══ Rows ══
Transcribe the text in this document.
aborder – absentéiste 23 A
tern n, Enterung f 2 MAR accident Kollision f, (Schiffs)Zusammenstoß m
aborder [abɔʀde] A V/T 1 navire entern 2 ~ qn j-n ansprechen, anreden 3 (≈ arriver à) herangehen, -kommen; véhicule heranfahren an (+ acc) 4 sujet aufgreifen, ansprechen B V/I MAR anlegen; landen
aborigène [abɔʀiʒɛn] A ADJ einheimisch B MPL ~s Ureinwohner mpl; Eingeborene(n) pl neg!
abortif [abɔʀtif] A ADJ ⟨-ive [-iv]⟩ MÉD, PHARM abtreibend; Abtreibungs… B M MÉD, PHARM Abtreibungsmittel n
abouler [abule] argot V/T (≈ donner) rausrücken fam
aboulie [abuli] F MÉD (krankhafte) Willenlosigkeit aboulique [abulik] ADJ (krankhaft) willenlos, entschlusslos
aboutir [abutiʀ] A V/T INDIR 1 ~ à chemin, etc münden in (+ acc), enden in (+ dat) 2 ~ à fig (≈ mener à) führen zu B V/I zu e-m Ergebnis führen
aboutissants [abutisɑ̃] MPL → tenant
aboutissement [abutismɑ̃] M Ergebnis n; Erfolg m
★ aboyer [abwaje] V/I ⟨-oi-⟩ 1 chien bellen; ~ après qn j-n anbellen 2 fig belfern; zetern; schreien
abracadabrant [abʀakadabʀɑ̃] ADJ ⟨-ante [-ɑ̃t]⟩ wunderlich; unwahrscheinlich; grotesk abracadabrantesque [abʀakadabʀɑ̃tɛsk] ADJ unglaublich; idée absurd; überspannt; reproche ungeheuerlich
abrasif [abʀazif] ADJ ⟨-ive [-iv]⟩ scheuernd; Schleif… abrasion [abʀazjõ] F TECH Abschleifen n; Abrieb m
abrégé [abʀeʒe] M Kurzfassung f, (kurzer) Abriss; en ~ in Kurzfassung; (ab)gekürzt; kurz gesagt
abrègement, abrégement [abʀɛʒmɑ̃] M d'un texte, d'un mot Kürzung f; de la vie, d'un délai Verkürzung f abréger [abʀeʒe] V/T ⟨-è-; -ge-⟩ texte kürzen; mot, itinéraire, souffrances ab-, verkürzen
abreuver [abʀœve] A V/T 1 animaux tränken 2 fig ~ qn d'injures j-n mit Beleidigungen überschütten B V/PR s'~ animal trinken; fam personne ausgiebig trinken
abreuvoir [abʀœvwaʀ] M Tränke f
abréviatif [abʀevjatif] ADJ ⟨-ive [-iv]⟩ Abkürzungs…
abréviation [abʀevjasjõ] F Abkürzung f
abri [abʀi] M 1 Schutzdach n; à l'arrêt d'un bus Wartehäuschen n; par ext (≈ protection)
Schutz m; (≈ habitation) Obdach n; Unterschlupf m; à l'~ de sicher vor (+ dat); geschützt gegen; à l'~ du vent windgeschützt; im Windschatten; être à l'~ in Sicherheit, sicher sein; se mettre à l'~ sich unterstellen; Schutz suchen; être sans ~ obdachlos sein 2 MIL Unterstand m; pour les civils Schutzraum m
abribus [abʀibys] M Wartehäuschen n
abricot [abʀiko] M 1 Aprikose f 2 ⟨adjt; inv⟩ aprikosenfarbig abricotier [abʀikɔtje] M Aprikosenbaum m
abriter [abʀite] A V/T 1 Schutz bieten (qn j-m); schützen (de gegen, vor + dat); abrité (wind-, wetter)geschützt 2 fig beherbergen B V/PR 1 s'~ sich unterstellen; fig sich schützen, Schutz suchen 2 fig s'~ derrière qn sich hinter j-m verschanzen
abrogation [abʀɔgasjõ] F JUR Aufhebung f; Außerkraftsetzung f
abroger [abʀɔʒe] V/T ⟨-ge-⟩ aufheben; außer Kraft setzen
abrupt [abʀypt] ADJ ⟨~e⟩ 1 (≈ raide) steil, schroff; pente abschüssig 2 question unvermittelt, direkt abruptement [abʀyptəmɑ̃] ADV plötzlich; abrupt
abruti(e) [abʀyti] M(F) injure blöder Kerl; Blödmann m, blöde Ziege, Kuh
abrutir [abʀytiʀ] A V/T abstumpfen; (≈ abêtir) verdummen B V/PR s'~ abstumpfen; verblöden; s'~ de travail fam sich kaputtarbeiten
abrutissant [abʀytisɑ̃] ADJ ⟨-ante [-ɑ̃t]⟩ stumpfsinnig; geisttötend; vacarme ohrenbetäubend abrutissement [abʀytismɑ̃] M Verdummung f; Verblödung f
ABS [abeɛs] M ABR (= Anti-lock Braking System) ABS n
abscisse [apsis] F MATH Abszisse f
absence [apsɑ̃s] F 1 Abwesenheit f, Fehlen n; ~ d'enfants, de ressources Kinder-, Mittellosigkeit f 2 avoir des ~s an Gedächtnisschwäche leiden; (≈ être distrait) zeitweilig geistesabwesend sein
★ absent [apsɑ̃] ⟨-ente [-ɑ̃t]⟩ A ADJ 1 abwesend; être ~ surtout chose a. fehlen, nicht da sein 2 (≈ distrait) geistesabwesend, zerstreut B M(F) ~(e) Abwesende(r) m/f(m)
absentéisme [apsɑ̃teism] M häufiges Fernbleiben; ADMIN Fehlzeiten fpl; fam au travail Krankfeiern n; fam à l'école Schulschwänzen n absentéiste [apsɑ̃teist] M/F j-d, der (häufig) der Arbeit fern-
═══
Faithfully transcribe the whole of the data.

Transcribe the text in this document.
aborder – absentéiste 23 A
tern n, Enterung f 2 MAR accident Kollision f, (Schiffs)Zusammenstoß m
aborder [abɔʀde] A V/T 1 navire entern 2 ~ qn j-n ansprechen, anreden 3 (≈ arriver à) herangehen, -kommen; véhicule heranfahren an (+ acc) 4 sujet aufgreifen, ansprechen B V/I MAR anlegen; landen
aborigène [abɔʀiʒɛn] A ADJ einheimisch B MPL ~s Ureinwohner mpl; Eingeborene(n) pl neg!
abortif [abɔʀtif] A ADJ ⟨-ive [-iv]⟩ MÉD, PHARM abtreibend; Abtreibungs… B M MÉD, PHARM Abtreibungsmittel n
abouler [abule] argot V/T (≈ donner) rausrücken fam
aboulie [abuli] F MÉD (krankhafte) Willenlosigkeit aboulique [abulik] ADJ (krankhaft) willenlos, entschlusslos
aboutir [abutiʀ] A V/T INDIR 1 ~ à chemin, etc münden in (+ acc), enden in (+ dat) 2 ~ à fig (≈ mener à) führen zu B V/I zu e-m Ergebnis führen
aboutissants [abutisɑ̃] MPL → tenant
aboutissement [abutismɑ̃] M Ergebnis n; Erfolg m
★ aboyer [abwaje] V/I ⟨-oi-⟩ 1 chien bellen; ~ après qn j-n anbellen 2 fig belfern; zetern; schreien
abracadabrant [abʀakadabʀɑ̃] ADJ ⟨-ante [-ɑ̃t]⟩ wunderlich; unwahrscheinlich; grotesk abracadabrantesque [abʀakadabʀɑ̃tɛsk] ADJ unglaublich; idée absurd; überspannt; reproche ungeheuerlich
abrasif [abʀazif] ADJ ⟨-ive [-iv]⟩ scheuernd; Schleif… abrasion [abʀazjõ] F TECH Abschleifen n; Abrieb m
abrégé [abʀeʒe] M Kurzfassung f, (kurzer) Abriss; en ~ in Kurzfassung; (ab)gekürzt; kurz gesagt
abrègement, abrégement [abʀɛʒmɑ̃] M d'un texte, d'un mot Kürzung f; de la vie, d'un délai Verkürzung f abréger [abʀeʒe] V/T ⟨-è-; -ge-⟩ texte kürzen; mot, itinéraire, souffrances ab-, verkürzen
abreuver [abʀœve] A V/T 1 animaux tränken 2 fig ~ qn d'injures j-n mit Beleidigungen überschütten B V/PR s'~ animal trinken; fam personne ausgiebig trinken
abreuvoir [abʀœvwaʀ] M Tränke f
abréviatif [abʀevjatif] ADJ ⟨-ive [-iv]⟩ Abkürzungs…
abréviation [abʀevjasjõ] F Abkürzung f
abri [abʀi] M 1 Schutzdach n; à l'arrêt d'un bus Wartehäuschen n; par ext (≈ protection)
Schutz m; (≈ habitation) Obdach n; Unterschlupf m; à l'~ de sicher vor (+ dat); geschützt gegen; à l'~ du vent windgeschützt; im Windschatten; être à l'~ in Sicherheit, sicher sein; se mettre à l'~ sich unterstellen; Schutz suchen; être sans ~ obdachlos sein 2 MIL Unterstand m; pour les civils Schutzraum m
abribus [abʀibys] M Wartehäuschen n
abricot [abʀiko] M 1 Aprikose f 2 ⟨adjt; inv⟩ aprikosenfarbig abricotier [abʀikɔtje] M Aprikosenbaum m
abriter [abʀite] A V/T 1 Schutz bieten (qn j-m); schützen (de gegen, vor + dat); abrité (wind-, wetter)geschützt 2 fig beherbergen B V/PR 1 s'~ sich unterstellen; fig sich schützen, Schutz suchen 2 fig s'~ derrière qn sich hinter j-m verschanzen
abrogation [abʀɔgasjõ] F JUR Aufhebung f; Außerkraftsetzung f
abroger [abʀɔʒe] V/T ⟨-ge-⟩ aufheben; außer Kraft setzen
abrupt [abʀypt] ADJ ⟨~e⟩ 1 (≈ raide) steil, schroff; pente abschüssig 2 question unvermittelt, direkt abruptement [abʀyptəmɑ̃] ADV plötzlich; abrupt
abruti(e) [abʀyti] M(F) injure blöder Kerl; Blödmann m, blöde Ziege, Kuh
abrutir [abʀytiʀ] A V/T abstumpfen; (≈ abêtir) verdummen B V/PR s'~ abstumpfen; verblöden; s'~ de travail fam sich kaputtarbeiten
abrutissant [abʀytisɑ̃] ADJ ⟨-ante [-ɑ̃t]⟩ stumpfsinnig; geisttötend; vacarme ohrenbetäubend abrutissement [abʀytismɑ̃] M Verdummung f; Verblödung f
ABS [abeɛs] M ABR (= Anti-lock Braking System) ABS n
abscisse [apsis] F MATH Abszisse f
absence [apsɑ̃s] F 1 Abwesenheit f, Fehlen n; ~ d'enfants, de ressources Kinder-, Mittellosigkeit f 2 avoir des ~s an Gedächtnisschwäche leiden; (≈ être distrait) zeitweilig geistesabwesend sein
★ absent [apsɑ̃] ⟨-ente [-ɑ̃t]⟩ A ADJ 1 abwesend; être ~ surtout chose a. fehlen, nicht da sein 2 (≈ distrait) geistesabwesend, zerstreut B M(F) ~(e) Abwesende(r) m/f(m)
absentéisme [apsɑ̃teism] M häufiges Fernbleiben; ADMIN Fehlzeiten fpl; fam au travail Krankfeiern n; fam à l'école Schulschwänzen n absentéiste [apsɑ̃teist] M/F j-d, der (häufig) der Arbeit fern-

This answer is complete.